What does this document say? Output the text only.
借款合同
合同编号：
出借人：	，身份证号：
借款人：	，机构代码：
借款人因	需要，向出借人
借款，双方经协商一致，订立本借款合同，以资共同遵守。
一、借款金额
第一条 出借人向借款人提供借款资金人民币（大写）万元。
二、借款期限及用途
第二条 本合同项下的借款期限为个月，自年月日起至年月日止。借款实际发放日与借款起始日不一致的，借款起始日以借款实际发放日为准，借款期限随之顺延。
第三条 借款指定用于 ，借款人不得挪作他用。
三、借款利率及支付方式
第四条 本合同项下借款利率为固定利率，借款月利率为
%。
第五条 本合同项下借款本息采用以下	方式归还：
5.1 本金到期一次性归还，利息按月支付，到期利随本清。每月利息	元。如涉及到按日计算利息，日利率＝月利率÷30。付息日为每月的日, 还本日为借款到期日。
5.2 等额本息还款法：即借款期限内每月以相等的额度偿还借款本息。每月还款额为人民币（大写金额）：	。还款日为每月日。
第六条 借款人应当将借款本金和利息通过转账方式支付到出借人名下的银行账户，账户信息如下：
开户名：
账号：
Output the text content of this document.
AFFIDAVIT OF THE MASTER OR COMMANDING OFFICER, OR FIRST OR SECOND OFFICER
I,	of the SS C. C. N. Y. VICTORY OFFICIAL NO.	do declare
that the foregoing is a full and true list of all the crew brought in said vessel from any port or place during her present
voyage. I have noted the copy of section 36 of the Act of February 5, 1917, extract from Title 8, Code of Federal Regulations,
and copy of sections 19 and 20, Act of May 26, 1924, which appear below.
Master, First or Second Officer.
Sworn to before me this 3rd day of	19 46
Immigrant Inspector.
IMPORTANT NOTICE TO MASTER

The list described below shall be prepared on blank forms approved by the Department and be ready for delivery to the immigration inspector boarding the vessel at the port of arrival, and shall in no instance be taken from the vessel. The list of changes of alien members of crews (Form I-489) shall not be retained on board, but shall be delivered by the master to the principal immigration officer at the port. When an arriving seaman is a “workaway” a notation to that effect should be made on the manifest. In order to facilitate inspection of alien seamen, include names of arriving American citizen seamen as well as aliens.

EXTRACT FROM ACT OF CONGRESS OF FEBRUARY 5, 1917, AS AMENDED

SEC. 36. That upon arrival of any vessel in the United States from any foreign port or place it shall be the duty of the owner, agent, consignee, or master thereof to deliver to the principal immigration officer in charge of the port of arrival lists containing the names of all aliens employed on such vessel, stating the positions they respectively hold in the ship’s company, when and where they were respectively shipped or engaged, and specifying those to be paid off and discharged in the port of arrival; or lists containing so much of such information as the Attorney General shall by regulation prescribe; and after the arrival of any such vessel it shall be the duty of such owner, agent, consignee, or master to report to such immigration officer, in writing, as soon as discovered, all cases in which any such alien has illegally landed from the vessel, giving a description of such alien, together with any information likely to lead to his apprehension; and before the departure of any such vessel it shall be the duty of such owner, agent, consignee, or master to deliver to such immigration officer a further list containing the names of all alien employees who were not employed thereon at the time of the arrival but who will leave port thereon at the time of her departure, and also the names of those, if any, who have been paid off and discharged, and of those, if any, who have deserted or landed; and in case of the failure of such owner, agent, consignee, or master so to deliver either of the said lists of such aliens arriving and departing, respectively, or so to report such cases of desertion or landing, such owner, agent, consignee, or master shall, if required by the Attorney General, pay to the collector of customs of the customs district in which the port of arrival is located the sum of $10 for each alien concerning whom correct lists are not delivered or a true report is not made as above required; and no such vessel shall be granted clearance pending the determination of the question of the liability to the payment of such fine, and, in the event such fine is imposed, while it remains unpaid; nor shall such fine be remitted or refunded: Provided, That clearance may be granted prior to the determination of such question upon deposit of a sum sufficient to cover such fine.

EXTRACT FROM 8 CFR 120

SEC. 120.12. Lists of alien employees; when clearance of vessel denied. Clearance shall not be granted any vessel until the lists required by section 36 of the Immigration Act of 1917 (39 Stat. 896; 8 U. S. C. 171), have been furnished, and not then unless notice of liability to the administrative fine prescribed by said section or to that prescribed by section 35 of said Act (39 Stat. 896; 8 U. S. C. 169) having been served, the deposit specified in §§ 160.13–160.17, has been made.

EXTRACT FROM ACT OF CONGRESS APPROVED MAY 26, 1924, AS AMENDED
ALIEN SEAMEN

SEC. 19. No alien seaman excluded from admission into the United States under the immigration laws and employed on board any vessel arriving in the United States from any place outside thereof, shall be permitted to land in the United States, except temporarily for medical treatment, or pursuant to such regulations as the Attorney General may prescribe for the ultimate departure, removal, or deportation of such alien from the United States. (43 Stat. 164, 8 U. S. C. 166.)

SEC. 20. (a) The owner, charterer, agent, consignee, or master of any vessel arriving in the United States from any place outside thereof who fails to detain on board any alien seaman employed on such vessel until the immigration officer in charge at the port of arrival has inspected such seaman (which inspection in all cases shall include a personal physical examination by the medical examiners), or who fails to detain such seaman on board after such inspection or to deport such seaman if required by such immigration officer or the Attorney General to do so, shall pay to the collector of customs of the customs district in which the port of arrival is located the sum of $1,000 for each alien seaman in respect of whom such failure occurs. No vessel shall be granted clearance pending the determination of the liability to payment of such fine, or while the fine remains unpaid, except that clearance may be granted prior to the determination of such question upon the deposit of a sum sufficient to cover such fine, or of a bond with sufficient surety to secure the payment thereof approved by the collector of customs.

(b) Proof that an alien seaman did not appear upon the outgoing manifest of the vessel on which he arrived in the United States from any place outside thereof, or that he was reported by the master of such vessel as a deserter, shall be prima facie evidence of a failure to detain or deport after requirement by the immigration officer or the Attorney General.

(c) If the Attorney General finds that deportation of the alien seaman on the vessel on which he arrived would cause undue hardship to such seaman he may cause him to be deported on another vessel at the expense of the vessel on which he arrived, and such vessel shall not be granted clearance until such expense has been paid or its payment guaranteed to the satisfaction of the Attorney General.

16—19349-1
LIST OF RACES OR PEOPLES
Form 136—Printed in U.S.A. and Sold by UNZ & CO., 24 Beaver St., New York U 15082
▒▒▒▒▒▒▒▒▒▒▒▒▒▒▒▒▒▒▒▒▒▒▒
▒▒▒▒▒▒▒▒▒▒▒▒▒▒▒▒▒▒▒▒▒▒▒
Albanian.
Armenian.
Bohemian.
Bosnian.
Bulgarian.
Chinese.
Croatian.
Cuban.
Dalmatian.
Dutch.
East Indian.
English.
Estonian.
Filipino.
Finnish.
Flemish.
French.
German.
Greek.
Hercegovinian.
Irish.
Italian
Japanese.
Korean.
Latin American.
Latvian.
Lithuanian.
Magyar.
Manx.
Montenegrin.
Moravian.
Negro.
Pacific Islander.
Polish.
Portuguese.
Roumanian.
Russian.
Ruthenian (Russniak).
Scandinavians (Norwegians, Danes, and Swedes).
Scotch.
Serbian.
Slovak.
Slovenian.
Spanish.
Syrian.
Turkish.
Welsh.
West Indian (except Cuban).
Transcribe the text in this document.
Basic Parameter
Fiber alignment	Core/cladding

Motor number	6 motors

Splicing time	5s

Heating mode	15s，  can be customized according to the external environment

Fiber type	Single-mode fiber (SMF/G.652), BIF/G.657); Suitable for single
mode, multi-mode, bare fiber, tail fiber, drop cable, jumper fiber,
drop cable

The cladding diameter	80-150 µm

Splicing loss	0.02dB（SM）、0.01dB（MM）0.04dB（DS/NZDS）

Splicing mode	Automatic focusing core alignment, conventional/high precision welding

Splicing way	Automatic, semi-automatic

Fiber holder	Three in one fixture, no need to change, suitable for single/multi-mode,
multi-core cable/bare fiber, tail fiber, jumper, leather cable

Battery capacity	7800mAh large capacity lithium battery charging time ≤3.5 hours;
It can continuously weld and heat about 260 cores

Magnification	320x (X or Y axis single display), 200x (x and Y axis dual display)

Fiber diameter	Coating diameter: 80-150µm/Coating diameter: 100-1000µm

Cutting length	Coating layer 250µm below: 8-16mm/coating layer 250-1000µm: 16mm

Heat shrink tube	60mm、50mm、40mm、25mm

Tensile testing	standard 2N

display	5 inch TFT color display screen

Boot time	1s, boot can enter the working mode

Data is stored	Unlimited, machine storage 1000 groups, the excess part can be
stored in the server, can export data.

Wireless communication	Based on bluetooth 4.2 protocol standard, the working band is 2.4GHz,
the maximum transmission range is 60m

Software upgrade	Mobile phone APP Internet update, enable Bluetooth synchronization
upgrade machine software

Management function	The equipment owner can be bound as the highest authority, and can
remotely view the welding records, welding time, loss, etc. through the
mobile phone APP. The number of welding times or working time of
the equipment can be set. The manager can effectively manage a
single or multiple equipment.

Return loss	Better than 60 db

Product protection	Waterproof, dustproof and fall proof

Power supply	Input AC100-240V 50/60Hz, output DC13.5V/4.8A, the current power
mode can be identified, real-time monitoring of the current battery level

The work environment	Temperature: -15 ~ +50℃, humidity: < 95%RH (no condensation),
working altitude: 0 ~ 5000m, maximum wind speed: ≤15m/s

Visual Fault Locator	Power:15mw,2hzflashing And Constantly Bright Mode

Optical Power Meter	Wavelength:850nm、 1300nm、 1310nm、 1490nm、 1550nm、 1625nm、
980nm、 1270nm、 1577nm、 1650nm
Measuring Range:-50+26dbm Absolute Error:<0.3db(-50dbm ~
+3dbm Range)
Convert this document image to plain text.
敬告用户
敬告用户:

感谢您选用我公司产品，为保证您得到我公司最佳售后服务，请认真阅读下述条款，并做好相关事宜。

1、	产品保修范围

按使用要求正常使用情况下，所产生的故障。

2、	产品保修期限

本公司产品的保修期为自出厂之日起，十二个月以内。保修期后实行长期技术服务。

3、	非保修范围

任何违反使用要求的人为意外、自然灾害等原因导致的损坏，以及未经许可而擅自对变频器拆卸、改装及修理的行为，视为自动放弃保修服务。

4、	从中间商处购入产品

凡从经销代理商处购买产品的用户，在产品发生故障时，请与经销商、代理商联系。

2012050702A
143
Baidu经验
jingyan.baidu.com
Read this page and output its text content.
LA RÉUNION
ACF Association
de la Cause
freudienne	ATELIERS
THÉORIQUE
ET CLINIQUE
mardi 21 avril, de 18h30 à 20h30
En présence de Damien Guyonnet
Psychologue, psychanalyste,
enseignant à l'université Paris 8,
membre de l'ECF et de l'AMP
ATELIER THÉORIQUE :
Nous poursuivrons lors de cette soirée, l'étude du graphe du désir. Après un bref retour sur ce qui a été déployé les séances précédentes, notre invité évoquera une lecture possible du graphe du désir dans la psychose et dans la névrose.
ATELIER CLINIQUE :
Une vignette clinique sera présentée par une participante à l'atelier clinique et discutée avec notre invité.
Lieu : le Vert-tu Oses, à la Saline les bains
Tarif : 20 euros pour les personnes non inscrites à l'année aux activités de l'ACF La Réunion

-.-.-

> **Directive**
From the material above, copy each line that includes the word "AMENDED".

> **Task response**
EXTRACT FROM ACT OF CONGRESS OF FEBRUARY 5, 1917, AS AMENDED
EXTRACT FROM ACT OF CONGRESS APPROVED MAY 26, 1924, AS AMENDED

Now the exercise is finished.